What you are asked to do >>
For each line below that contains the string "lacunaire", copy that line.

═══

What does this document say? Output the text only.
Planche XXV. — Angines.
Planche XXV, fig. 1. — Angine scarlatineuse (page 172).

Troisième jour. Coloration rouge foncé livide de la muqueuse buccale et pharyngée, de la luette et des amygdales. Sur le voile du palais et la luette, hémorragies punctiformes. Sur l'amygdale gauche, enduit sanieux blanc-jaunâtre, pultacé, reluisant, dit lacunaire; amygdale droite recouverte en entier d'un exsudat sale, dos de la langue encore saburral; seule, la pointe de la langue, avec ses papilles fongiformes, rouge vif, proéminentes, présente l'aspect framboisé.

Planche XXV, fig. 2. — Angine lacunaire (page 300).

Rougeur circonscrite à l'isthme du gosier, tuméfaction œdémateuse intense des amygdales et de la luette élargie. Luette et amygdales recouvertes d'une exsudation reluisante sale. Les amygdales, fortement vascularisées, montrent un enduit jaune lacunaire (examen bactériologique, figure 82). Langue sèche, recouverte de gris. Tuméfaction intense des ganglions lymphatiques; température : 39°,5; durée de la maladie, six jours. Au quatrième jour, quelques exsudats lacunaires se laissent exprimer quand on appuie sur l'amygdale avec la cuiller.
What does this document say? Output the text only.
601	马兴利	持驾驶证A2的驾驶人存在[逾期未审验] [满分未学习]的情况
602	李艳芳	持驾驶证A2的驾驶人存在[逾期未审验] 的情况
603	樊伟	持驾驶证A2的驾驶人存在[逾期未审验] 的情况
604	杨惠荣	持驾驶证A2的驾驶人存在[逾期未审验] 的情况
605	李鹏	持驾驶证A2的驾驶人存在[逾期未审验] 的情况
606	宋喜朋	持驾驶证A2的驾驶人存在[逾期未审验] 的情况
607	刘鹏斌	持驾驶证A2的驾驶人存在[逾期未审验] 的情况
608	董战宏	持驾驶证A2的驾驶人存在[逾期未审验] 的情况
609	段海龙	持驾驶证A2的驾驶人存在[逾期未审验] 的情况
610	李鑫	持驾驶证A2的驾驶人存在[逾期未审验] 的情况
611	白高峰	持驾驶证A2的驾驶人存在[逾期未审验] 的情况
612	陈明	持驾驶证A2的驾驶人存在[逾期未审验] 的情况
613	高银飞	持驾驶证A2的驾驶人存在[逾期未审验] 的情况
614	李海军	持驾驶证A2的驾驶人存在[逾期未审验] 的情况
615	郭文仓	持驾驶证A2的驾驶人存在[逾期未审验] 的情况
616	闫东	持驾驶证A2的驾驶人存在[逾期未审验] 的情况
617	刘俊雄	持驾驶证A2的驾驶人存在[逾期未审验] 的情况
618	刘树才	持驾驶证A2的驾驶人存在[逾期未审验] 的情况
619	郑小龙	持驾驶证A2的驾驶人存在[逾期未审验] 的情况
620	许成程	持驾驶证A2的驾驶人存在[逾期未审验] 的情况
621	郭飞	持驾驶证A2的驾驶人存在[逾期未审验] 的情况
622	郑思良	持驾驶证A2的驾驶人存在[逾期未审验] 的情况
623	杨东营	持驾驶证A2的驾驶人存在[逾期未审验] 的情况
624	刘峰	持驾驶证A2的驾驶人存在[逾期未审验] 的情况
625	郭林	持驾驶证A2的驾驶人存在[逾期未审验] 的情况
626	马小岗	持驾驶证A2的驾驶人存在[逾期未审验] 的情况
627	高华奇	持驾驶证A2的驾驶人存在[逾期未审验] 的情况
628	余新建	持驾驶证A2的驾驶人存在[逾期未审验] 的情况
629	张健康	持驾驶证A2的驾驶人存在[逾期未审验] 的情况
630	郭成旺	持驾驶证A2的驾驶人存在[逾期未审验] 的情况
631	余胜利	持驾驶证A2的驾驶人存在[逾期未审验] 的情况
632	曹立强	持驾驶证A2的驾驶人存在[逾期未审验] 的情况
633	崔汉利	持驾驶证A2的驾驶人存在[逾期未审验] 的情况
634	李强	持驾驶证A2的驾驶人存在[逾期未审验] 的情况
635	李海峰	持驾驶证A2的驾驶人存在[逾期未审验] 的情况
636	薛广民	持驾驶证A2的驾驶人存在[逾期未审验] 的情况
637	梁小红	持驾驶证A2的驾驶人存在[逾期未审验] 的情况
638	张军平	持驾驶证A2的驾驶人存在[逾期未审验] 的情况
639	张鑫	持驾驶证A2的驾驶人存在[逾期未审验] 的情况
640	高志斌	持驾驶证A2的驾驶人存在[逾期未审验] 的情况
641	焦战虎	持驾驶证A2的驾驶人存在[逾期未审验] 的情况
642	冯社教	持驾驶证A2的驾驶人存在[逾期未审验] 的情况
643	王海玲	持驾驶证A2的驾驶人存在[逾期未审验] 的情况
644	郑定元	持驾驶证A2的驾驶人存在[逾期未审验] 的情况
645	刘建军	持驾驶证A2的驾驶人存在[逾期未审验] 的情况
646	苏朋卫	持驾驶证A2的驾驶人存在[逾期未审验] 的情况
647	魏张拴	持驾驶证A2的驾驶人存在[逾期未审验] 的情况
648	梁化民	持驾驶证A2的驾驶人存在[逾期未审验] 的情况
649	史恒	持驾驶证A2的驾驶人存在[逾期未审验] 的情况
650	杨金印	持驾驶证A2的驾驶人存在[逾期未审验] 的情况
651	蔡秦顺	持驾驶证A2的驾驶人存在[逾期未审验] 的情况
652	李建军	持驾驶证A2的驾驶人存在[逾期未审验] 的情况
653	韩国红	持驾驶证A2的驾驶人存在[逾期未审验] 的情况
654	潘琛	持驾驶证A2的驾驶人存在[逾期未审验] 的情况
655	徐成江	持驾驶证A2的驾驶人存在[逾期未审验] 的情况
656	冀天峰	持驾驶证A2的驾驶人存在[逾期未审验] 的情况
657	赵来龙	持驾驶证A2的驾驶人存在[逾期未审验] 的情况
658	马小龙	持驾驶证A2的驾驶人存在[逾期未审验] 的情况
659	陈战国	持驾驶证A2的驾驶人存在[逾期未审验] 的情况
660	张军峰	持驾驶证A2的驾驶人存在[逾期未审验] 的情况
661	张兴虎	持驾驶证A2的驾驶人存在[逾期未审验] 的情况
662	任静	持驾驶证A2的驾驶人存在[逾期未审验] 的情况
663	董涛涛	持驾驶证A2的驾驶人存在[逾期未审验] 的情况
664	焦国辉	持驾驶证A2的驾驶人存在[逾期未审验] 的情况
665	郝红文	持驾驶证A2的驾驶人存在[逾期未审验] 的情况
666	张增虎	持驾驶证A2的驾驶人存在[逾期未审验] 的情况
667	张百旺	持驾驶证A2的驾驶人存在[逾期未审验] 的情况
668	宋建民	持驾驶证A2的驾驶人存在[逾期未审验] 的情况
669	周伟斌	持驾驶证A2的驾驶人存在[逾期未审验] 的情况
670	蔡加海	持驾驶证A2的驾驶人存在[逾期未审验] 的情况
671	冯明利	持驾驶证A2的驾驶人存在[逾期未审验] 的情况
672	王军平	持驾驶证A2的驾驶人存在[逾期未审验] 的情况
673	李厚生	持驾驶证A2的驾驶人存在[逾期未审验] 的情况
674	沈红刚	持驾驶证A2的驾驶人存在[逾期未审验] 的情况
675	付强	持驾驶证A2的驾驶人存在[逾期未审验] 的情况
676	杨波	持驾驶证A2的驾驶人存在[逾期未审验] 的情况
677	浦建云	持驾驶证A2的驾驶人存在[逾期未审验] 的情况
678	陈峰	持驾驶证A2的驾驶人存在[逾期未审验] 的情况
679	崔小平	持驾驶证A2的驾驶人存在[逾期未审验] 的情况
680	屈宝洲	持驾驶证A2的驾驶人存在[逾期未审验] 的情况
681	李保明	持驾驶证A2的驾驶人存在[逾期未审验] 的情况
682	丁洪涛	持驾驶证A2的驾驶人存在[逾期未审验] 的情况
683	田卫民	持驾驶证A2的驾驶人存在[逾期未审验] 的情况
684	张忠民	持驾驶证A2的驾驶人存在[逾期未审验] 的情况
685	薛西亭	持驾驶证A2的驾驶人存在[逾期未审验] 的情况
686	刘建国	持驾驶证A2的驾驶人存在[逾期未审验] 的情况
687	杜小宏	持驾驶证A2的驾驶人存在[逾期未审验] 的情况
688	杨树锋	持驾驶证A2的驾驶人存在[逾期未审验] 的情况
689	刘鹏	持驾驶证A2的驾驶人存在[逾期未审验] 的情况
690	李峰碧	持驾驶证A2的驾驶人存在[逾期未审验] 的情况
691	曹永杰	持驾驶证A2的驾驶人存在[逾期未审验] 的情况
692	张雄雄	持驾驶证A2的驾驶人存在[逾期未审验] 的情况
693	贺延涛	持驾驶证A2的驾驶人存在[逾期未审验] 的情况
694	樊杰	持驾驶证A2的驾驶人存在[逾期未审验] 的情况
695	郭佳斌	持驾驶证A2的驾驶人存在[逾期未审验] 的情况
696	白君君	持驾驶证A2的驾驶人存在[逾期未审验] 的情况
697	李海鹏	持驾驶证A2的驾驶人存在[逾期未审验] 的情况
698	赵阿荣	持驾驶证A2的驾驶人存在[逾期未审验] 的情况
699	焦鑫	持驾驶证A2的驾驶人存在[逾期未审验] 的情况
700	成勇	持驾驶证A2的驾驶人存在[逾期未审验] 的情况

═══

The answer >>
Troisième jour. Coloration rouge foncé livide de la muqueuse buccale et pharyngée, de la luette et des amygdales. Sur le voile du palais et la luette, hémorragies punctiformes. Sur l'amygdale gauche, enduit sanieux blanc-jaunâtre, pultacé, reluisant, dit lacunaire; amygdale droite recouverte en entier d'un exsudat sale, dos de la langue encore saburral; seule, la pointe de la langue, avec ses papilles fongiformes, rouge vif, proéminentes, présente l'aspect framboisé.
Planche XXV, fig. 2. — Angine lacunaire (page 300).
Rougeur circonscrite à l'isthme du gosier, tuméfaction œdémateuse intense des amygdales et de la luette élargie. Luette et amygdales recouvertes d'une exsudation reluisante sale. Les amygdales, fortement vascularisées, montrent un enduit jaune lacunaire (examen bactériologique, figure 82). Langue sèche, recouverte de gris. Tuméfaction intense des ganglions lymphatiques; température : 39°,5; durée de la maladie, six jours. Au quatrième jour, quelques exsudats lacunaires se laissent exprimer quand on appuie sur l'amygdale avec la cuiller.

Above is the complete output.